>> START Data excerpts

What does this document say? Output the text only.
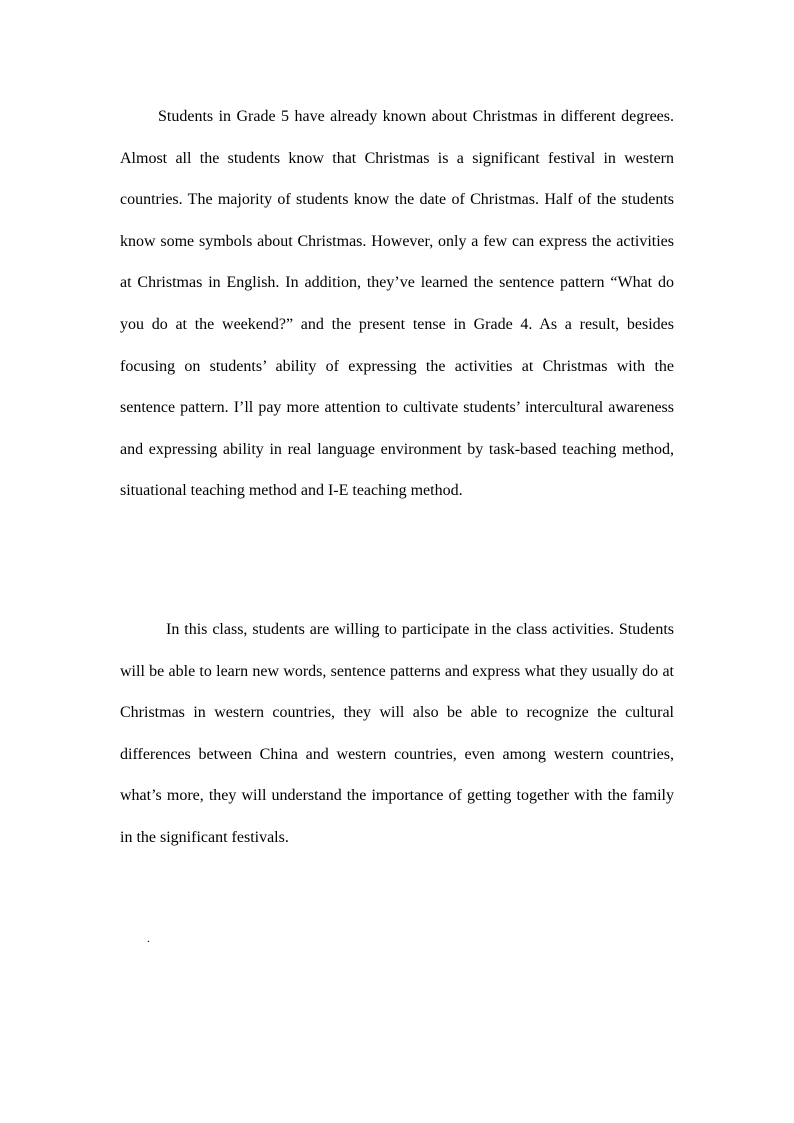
Students in Grade 5 have already known about Christmas in different degrees. Almost all the students know that Christmas is a significant festival in western countries. The majority of students know the date of Christmas. Half of the students know some symbols about Christmas. However, only a few can express the activities at Christmas in English. In addition, they’ve learned the sentence pattern “What do you do at the weekend?” and the present tense in Grade 4. As a result, besides focusing on students’ ability of expressing the activities at Christmas with the sentence pattern. I’ll pay more attention to cultivate students’ intercultural awareness and expressing ability in real language environment by task-based teaching method, situational teaching method and I-E teaching method.

In this class, students are willing to participate in the class activities. Students will be able to learn new words, sentence patterns and express what they usually do at Christmas in western countries, they will also be able to recognize the cultural differences between China and western countries, even among western countries, what’s more, they will understand the importance of getting together with the family in the significant festivals.

.
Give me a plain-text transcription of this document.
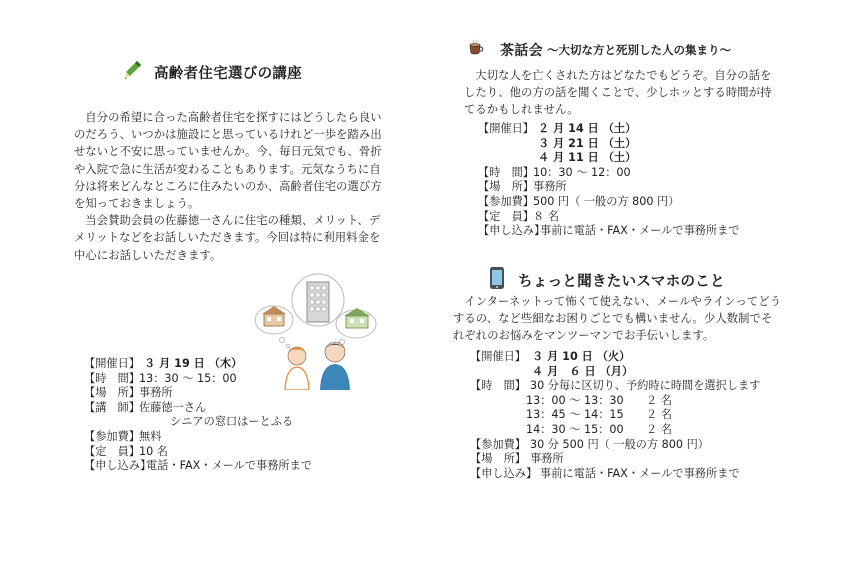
高齢者住宅選びの講座

自分の希望に合った高齢者住宅を探すにはどうしたら良いのだろう、いつかは施設にと思っているけれど一歩を踏み出せないと不安に思っていませんか。今、毎日元気でも、骨折や入院で急に生活が変わることもあります。元気なうちに自分は将来どんなところに住みたいのか、高齢者住宅の選び方を知っておきましょう。

当会賛助会員の佐藤徳一さんに住宅の種類、メリット、デメリットなどをお話しいただきます。今回は特に利用料金を中心にお話しいただきます。

【開催日】 ３ 月 19 日 （木）
【時　間】 13：30 ～ 15：00
【場　所】 事務所
【講　師】 佐藤徳一さん
シニアの窓口はーとふる
【参加費】 無料
【定　員】 10 名
【申し込み】
電話・FAX・メールで事務所まで
茶話会 ～大切な方と死別した人の集まり～

大切な人を亡くされた方はどなたでもどうぞ。自分の話をしたり、他の方の話を聞くことで、少しホッとする時間が持てるかもしれません。

【開催日】 ２ 月 14 日 （土）
３ 月 21 日 （土）
４ 月 11 日 （土）
【時　間】 10：30 ～ 12：00
【場　所】 事務所
【参加費】 500 円（ 一般の方 800 円）
【定　員】 ８ 名
【申し込み】
事前に電話・FAX・メールで事務所まで
ちょっと聞きたいスマホのこと

インターネットって怖くて使えない、メールやラインってどうするの、など些細なお困りごとでも構いません。少人数制でそれぞれのお悩みをマンツーマンでお手伝いします。

【開催日】 ３ 月 10 日 （火）
４ 月　６ 日 （月）
【時　間】 30 分毎に区切り、予約時に時間を選択します
13：00 ～ 13：30　　２ 名
13：45 ～ 14：15　　２ 名
14：30 ～ 15：00　　２ 名
【参加費】 30 分 500 円（ 一般の方 800 円）
【場　所】 事務所
【申し込み】 事前に電話・FAX・メールで事務所まで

>> END Data excerpts

Your task —
Quote in full the listing given above; the images are to be left out.

Correct response —
What does this document say? Output the text only.
Students in Grade 5 have already known about Christmas in different degrees. Almost all the students know that Christmas is a significant festival in western countries. The majority of students know the date of Christmas. Half of the students know some symbols about Christmas. However, only a few can express the activities at Christmas in English. In addition, they’ve learned the sentence pattern “What do you do at the weekend?” and the present tense in Grade 4. As a result, besides focusing on students’ ability of expressing the activities at Christmas with the sentence pattern. I’ll pay more attention to cultivate students’ intercultural awareness and expressing ability in real language environment by task-based teaching method, situational teaching method and I-E teaching method.

In this class, students are willing to participate in the class activities. Students will be able to learn new words, sentence patterns and express what they usually do at Christmas in western countries, they will also be able to recognize the cultural differences between China and western countries, even among western countries, what’s more, they will understand the importance of getting together with the family in the significant festivals.

.
Give me a plain-text transcription of this document.
高齢者住宅選びの講座

自分の希望に合った高齢者住宅を探すにはどうしたら良いのだろう、いつかは施設にと思っているけれど一歩を踏み出せないと不安に思っていませんか。今、毎日元気でも、骨折や入院で急に生活が変わることもあります。元気なうちに自分は将来どんなところに住みたいのか、高齢者住宅の選び方を知っておきましょう。

当会賛助会員の佐藤徳一さんに住宅の種類、メリット、デメリットなどをお話しいただきます。今回は特に利用料金を中心にお話しいただきます。

【開催日】 ３ 月 19 日 （木）
【時　間】 13：30 ～ 15：00
【場　所】 事務所
【講　師】 佐藤徳一さん
シニアの窓口はーとふる
【参加費】 無料
【定　員】 10 名
【申し込み】
電話・FAX・メールで事務所まで
茶話会 ～大切な方と死別した人の集まり～

大切な人を亡くされた方はどなたでもどうぞ。自分の話をしたり、他の方の話を聞くことで、少しホッとする時間が持てるかもしれません。

【開催日】 ２ 月 14 日 （土）
３ 月 21 日 （土）
４ 月 11 日 （土）
【時　間】 10：30 ～ 12：00
【場　所】 事務所
【参加費】 500 円（ 一般の方 800 円）
【定　員】 ８ 名
【申し込み】
事前に電話・FAX・メールで事務所まで
ちょっと聞きたいスマホのこと

インターネットって怖くて使えない、メールやラインってどうするの、など些細なお困りごとでも構いません。少人数制でそれぞれのお悩みをマンツーマンでお手伝いします。

【開催日】 ３ 月 10 日 （火）
４ 月　６ 日 （月）
【時　間】 30 分毎に区切り、予約時に時間を選択します
13：00 ～ 13：30　　２ 名
13：45 ～ 14：15　　２ 名
14：30 ～ 15：00　　２ 名
【参加費】 30 分 500 円（ 一般の方 800 円）
【場　所】 事務所
【申し込み】 事前に電話・FAX・メールで事務所まで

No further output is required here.